* [TASK TO CARRY OUT]: Word for word, print each line of the listing below; pictures stay out.

Records that describe figures:
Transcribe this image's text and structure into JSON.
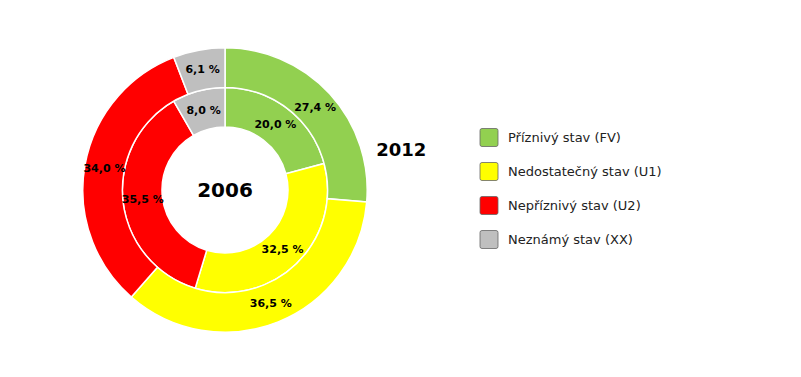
{
  "chart_data": {
    "type": "donut",
    "categories": [
      "Příznivý stav (FV)",
      "Nedostatečný stav (U1)",
      "Nepříznivý stav (U2)",
      "Neznámý stav (XX)"
    ],
    "colors": [
      "#92D050",
      "#FFFF00",
      "#FF0000",
      "#BFBFBF"
    ],
    "series": [
      {
        "name": "2006",
        "values": [
          20.0,
          32.5,
          35.5,
          8.0
        ],
        "value_labels": [
          "20,0 %",
          "32,5 %",
          "35,5 %",
          "8,0 %"
        ]
      },
      {
        "name": "2012",
        "values": [
          27.4,
          36.5,
          34.0,
          6.1
        ],
        "value_labels": [
          "27,4 %",
          "36,5 %",
          "34,0 %",
          "6,1 %"
        ]
      }
    ],
    "data_labels": true,
    "legend": "right"
  }
}
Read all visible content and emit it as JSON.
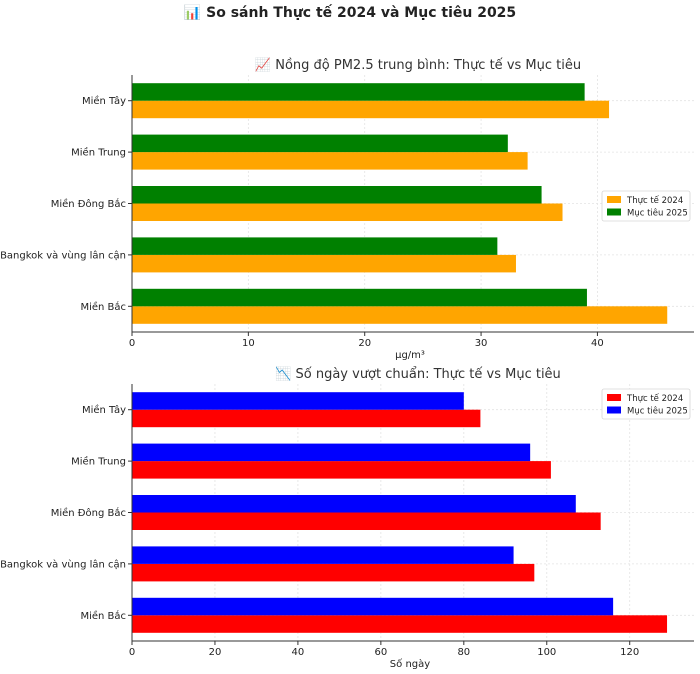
{
  "figure": {
    "suptitle": "📊 So sánh Thực tế 2024 và Mục tiêu 2025"
  },
  "chart_data": [
    {
      "type": "bar",
      "orientation": "horizontal",
      "title": "📈 Nồng độ PM2.5 trung bình: Thực tế vs Mục tiêu",
      "xlabel": "µg/m³",
      "ylabel": "",
      "categories": [
        "Miền Bắc",
        "Bangkok và vùng lân cận",
        "Miền Đông Bắc",
        "Miền Trung",
        "Miền Tây"
      ],
      "series": [
        {
          "name": "Thực tế 2024",
          "color": "#FFA500",
          "values": [
            46,
            33,
            37,
            34,
            41
          ]
        },
        {
          "name": "Mục tiêu 2025",
          "color": "#008000",
          "values": [
            39.1,
            31.4,
            35.2,
            32.3,
            38.9
          ]
        }
      ],
      "xlim": [
        0,
        48.3
      ],
      "xticks": [
        0,
        10,
        20,
        30,
        40
      ],
      "grid": true,
      "legend_position": "center-right"
    },
    {
      "type": "bar",
      "orientation": "horizontal",
      "title": "📉 Số ngày vượt chuẩn: Thực tế vs Mục tiêu",
      "xlabel": "Số ngày",
      "ylabel": "",
      "categories": [
        "Miền Bắc",
        "Bangkok và vùng lân cận",
        "Miền Đông Bắc",
        "Miền Trung",
        "Miền Tây"
      ],
      "series": [
        {
          "name": "Thực tế 2024",
          "color": "#FF0000",
          "values": [
            129,
            97,
            113,
            101,
            84
          ]
        },
        {
          "name": "Mục tiêu 2025",
          "color": "#0000FF",
          "values": [
            116,
            92,
            107,
            96,
            80
          ]
        }
      ],
      "xlim": [
        0,
        135.5
      ],
      "xticks": [
        0,
        20,
        40,
        60,
        80,
        100,
        120
      ],
      "grid": true,
      "legend_position": "top-right"
    }
  ]
}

* [SOLUTION FOR THIS EXERCISE]:
Transcribe this image's text and structure into JSON.
{
  "chart_data": {
    "type": "donut",
    "categories": [
      "Příznivý stav (FV)",
      "Nedostatečný stav (U1)",
      "Nepříznivý stav (U2)",
      "Neznámý stav (XX)"
    ],
    "colors": [
      "#92D050",
      "#FFFF00",
      "#FF0000",
      "#BFBFBF"
    ],
    "series": [
      {
        "name": "2006",
        "values": [
          20.0,
          32.5,
          35.5,
          8.0
        ],
        "value_labels": [
          "20,0 %",
          "32,5 %",
          "35,5 %",
          "8,0 %"
        ]
      },
      {
        "name": "2012",
        "values": [
          27.4,
          36.5,
          34.0,
          6.1
        ],
        "value_labels": [
          "27,4 %",
          "36,5 %",
          "34,0 %",
          "6,1 %"
        ]
      }
    ],
    "data_labels": true,
    "legend": "right"
  }
}
Read all visible content and emit it as JSON.
{
  "figure": {
    "suptitle": "📊 So sánh Thực tế 2024 và Mục tiêu 2025"
  },
  "chart_data": [
    {
      "type": "bar",
      "orientation": "horizontal",
      "title": "📈 Nồng độ PM2.5 trung bình: Thực tế vs Mục tiêu",
      "xlabel": "µg/m³",
      "ylabel": "",
      "categories": [
        "Miền Bắc",
        "Bangkok và vùng lân cận",
        "Miền Đông Bắc",
        "Miền Trung",
        "Miền Tây"
      ],
      "series": [
        {
          "name": "Thực tế 2024",
          "color": "#FFA500",
          "values": [
            46,
            33,
            37,
            34,
            41
          ]
        },
        {
          "name": "Mục tiêu 2025",
          "color": "#008000",
          "values": [
            39.1,
            31.4,
            35.2,
            32.3,
            38.9
          ]
        }
      ],
      "xlim": [
        0,
        48.3
      ],
      "xticks": [
        0,
        10,
        20,
        30,
        40
      ],
      "grid": true,
      "legend_position": "center-right"
    },
    {
      "type": "bar",
      "orientation": "horizontal",
      "title": "📉 Số ngày vượt chuẩn: Thực tế vs Mục tiêu",
      "xlabel": "Số ngày",
      "ylabel": "",
      "categories": [
        "Miền Bắc",
        "Bangkok và vùng lân cận",
        "Miền Đông Bắc",
        "Miền Trung",
        "Miền Tây"
      ],
      "series": [
        {
          "name": "Thực tế 2024",
          "color": "#FF0000",
          "values": [
            129,
            97,
            113,
            101,
            84
          ]
        },
        {
          "name": "Mục tiêu 2025",
          "color": "#0000FF",
          "values": [
            116,
            92,
            107,
            96,
            80
          ]
        }
      ],
      "xlim": [
        0,
        135.5
      ],
      "xticks": [
        0,
        20,
        40,
        60,
        80,
        100,
        120
      ],
      "grid": true,
      "legend_position": "top-right"
    }
  ]
}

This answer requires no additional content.